Tally how many lines include "text". The number is the whole answer.

* start Available records *

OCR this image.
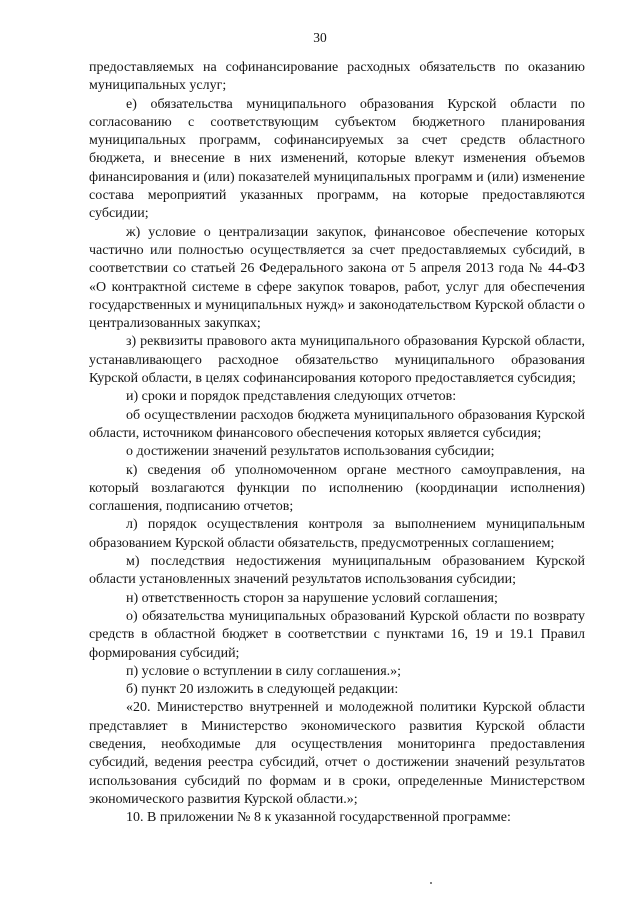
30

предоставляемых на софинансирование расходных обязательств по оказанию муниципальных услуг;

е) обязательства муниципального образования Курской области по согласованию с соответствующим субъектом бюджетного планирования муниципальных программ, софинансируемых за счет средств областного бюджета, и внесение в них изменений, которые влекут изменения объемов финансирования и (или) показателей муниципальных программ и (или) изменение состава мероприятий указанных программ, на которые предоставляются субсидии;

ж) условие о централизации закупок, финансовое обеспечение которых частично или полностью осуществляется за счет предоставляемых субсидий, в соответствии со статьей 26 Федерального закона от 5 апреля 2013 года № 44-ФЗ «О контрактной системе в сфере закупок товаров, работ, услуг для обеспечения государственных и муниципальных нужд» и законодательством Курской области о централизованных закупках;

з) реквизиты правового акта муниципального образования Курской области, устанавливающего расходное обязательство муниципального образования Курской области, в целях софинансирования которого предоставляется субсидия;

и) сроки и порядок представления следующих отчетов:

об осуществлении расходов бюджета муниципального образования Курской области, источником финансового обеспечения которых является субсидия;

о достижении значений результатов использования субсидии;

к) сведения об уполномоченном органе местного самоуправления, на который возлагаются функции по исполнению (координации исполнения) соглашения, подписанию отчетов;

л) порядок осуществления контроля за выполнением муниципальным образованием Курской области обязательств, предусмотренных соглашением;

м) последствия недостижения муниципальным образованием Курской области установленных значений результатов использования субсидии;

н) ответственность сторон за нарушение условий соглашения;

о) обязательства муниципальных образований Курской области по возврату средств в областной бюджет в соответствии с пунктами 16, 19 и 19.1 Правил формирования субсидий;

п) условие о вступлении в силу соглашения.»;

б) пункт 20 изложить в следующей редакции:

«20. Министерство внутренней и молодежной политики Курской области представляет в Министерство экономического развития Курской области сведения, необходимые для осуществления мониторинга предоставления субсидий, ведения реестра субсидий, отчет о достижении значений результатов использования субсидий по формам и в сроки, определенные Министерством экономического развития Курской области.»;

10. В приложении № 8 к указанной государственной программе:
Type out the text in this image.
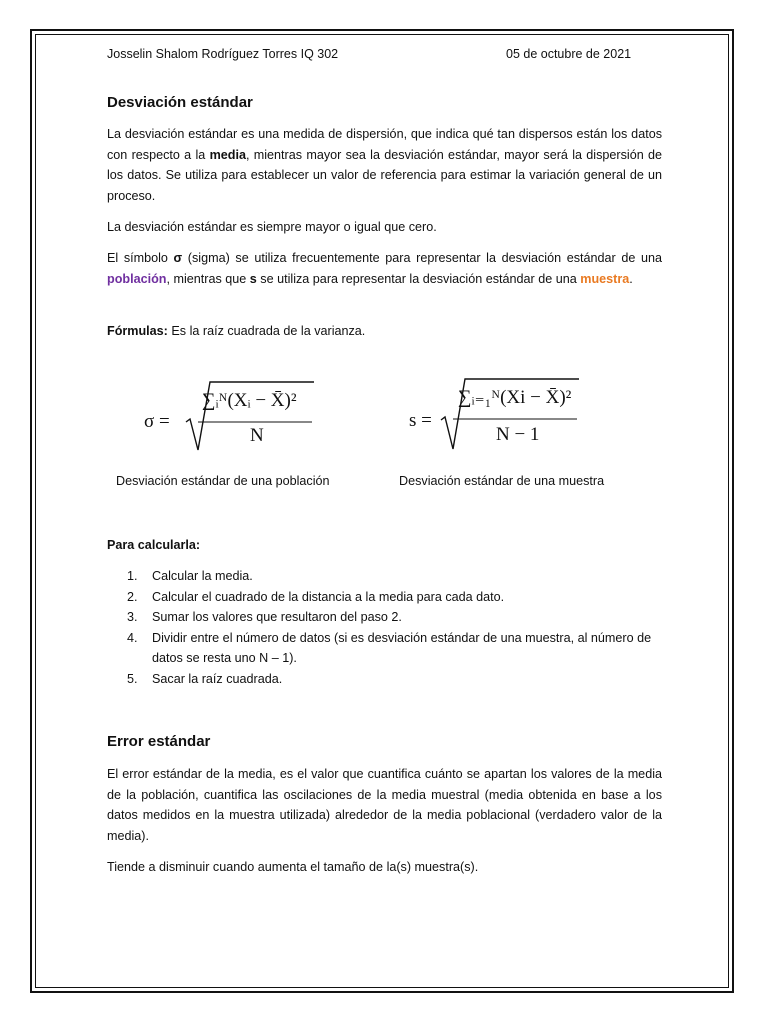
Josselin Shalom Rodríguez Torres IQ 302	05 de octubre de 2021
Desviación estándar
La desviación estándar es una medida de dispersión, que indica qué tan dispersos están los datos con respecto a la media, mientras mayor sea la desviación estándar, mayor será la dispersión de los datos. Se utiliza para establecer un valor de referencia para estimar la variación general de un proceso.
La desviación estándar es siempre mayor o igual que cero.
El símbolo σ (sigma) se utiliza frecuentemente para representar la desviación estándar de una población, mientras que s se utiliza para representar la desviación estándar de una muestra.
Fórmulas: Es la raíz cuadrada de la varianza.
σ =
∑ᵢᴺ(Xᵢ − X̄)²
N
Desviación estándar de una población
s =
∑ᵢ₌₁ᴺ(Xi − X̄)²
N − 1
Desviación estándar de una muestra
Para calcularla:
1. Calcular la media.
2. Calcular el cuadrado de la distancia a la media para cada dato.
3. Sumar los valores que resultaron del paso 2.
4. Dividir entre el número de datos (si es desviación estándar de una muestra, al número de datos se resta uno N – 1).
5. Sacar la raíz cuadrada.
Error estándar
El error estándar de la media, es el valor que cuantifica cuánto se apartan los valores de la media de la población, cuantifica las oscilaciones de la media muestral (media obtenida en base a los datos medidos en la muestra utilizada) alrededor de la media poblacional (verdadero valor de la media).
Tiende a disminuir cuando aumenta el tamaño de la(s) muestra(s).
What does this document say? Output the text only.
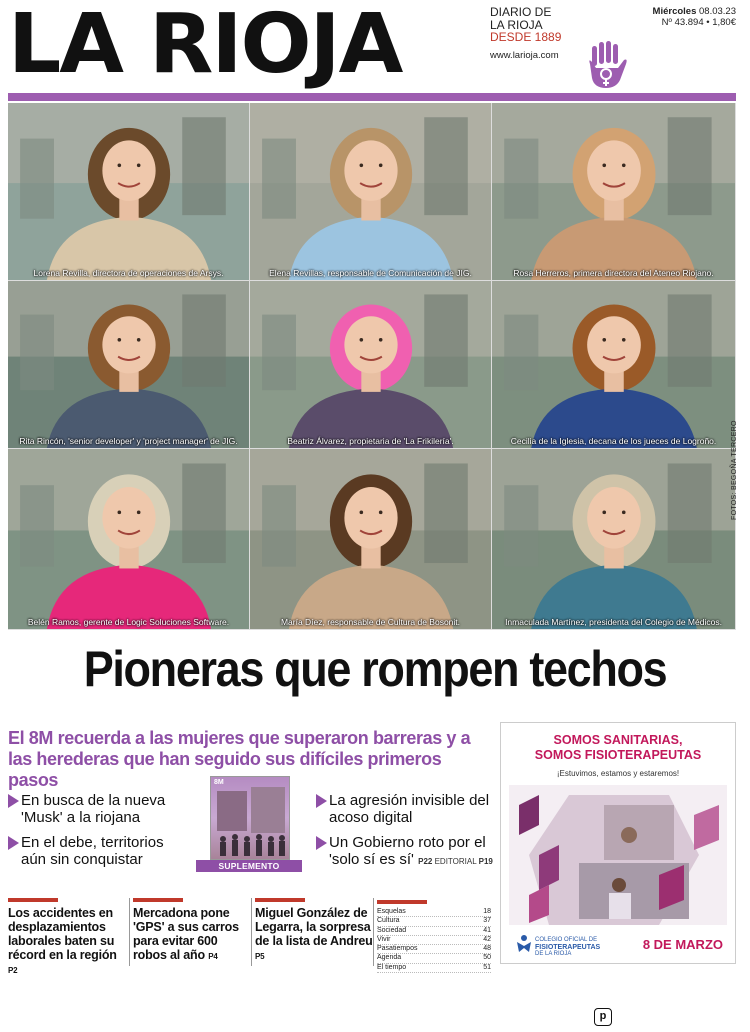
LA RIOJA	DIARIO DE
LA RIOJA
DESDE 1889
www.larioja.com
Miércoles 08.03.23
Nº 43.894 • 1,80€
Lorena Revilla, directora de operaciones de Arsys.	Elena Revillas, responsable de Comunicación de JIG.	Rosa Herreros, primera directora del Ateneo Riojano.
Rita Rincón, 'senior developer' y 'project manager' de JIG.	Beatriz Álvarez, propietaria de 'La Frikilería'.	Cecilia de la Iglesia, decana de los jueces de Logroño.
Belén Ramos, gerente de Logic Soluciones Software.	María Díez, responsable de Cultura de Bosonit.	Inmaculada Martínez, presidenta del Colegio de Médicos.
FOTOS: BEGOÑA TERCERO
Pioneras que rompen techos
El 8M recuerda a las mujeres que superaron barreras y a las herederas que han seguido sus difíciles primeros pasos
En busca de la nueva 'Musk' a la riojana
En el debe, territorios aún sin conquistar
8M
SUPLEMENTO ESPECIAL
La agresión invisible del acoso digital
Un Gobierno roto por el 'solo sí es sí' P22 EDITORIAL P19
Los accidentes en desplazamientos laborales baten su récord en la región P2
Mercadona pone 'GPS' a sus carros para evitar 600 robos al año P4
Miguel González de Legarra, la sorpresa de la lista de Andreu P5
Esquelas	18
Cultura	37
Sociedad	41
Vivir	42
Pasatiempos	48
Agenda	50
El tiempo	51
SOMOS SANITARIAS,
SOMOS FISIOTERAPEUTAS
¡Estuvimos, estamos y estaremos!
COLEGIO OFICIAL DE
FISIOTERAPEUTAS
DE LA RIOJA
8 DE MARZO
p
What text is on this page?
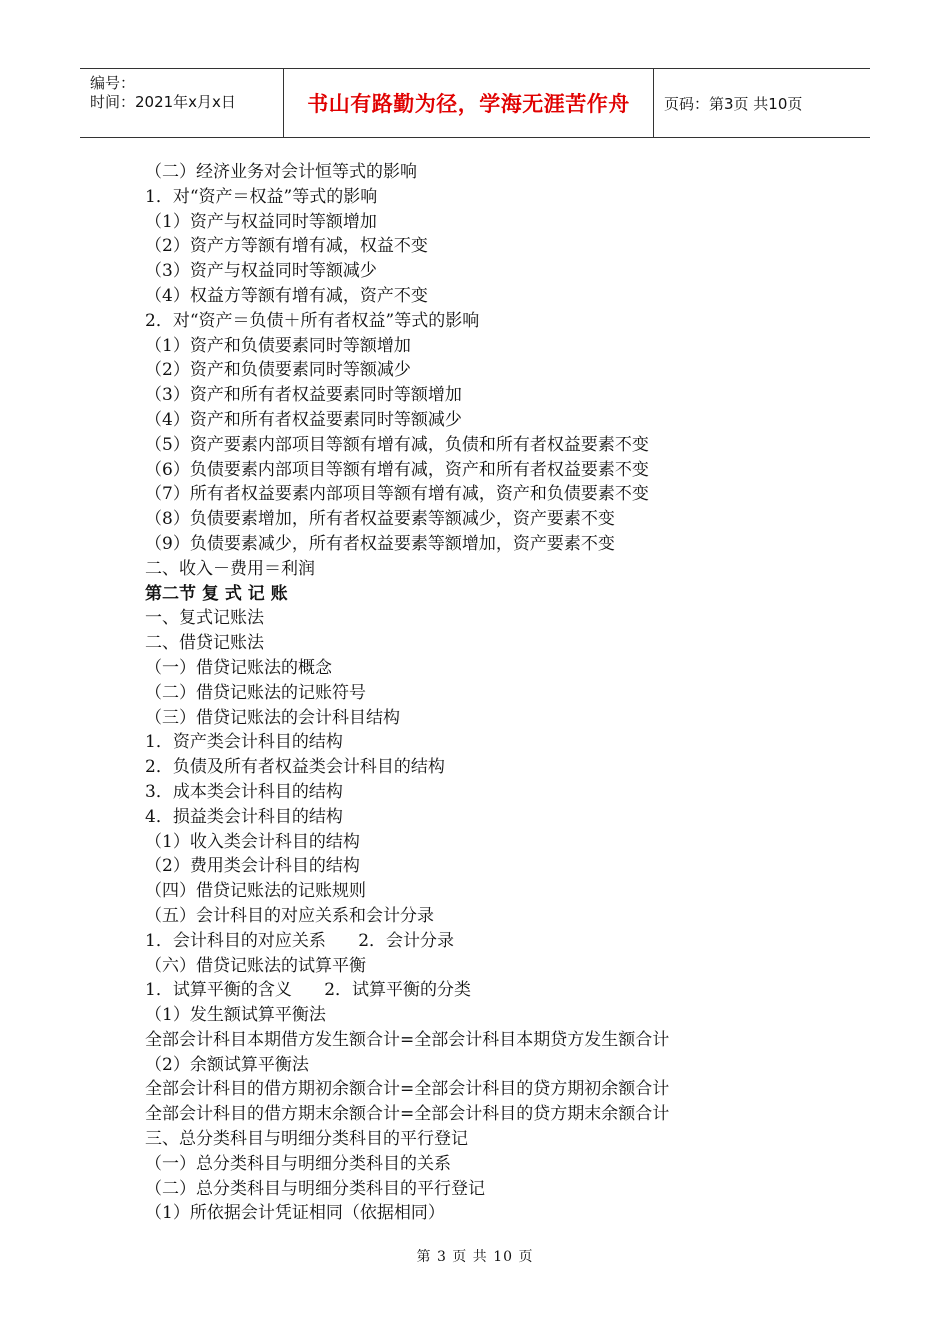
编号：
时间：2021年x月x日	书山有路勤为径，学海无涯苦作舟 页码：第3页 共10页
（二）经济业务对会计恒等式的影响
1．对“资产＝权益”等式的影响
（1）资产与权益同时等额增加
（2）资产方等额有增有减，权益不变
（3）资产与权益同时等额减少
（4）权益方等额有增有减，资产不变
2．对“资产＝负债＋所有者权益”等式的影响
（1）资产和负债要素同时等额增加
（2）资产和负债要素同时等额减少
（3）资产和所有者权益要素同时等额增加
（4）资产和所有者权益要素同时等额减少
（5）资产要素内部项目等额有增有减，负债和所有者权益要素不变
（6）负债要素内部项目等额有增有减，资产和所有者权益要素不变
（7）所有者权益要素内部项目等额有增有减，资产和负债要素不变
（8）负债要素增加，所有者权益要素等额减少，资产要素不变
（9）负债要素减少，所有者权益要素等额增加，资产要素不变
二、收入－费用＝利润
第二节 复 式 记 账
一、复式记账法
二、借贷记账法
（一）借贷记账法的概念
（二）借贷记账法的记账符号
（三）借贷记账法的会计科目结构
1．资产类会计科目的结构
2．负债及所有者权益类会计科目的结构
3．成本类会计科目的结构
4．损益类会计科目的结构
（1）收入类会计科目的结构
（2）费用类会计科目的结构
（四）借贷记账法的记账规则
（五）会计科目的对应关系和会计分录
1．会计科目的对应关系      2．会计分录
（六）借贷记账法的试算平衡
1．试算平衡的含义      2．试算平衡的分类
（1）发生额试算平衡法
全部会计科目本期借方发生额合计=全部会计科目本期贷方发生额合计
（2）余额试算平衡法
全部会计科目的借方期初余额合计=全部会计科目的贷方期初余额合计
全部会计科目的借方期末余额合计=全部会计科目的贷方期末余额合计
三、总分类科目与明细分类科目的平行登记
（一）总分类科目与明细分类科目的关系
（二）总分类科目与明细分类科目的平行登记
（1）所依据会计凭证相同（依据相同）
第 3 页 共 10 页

* end Available records *

Reply: 3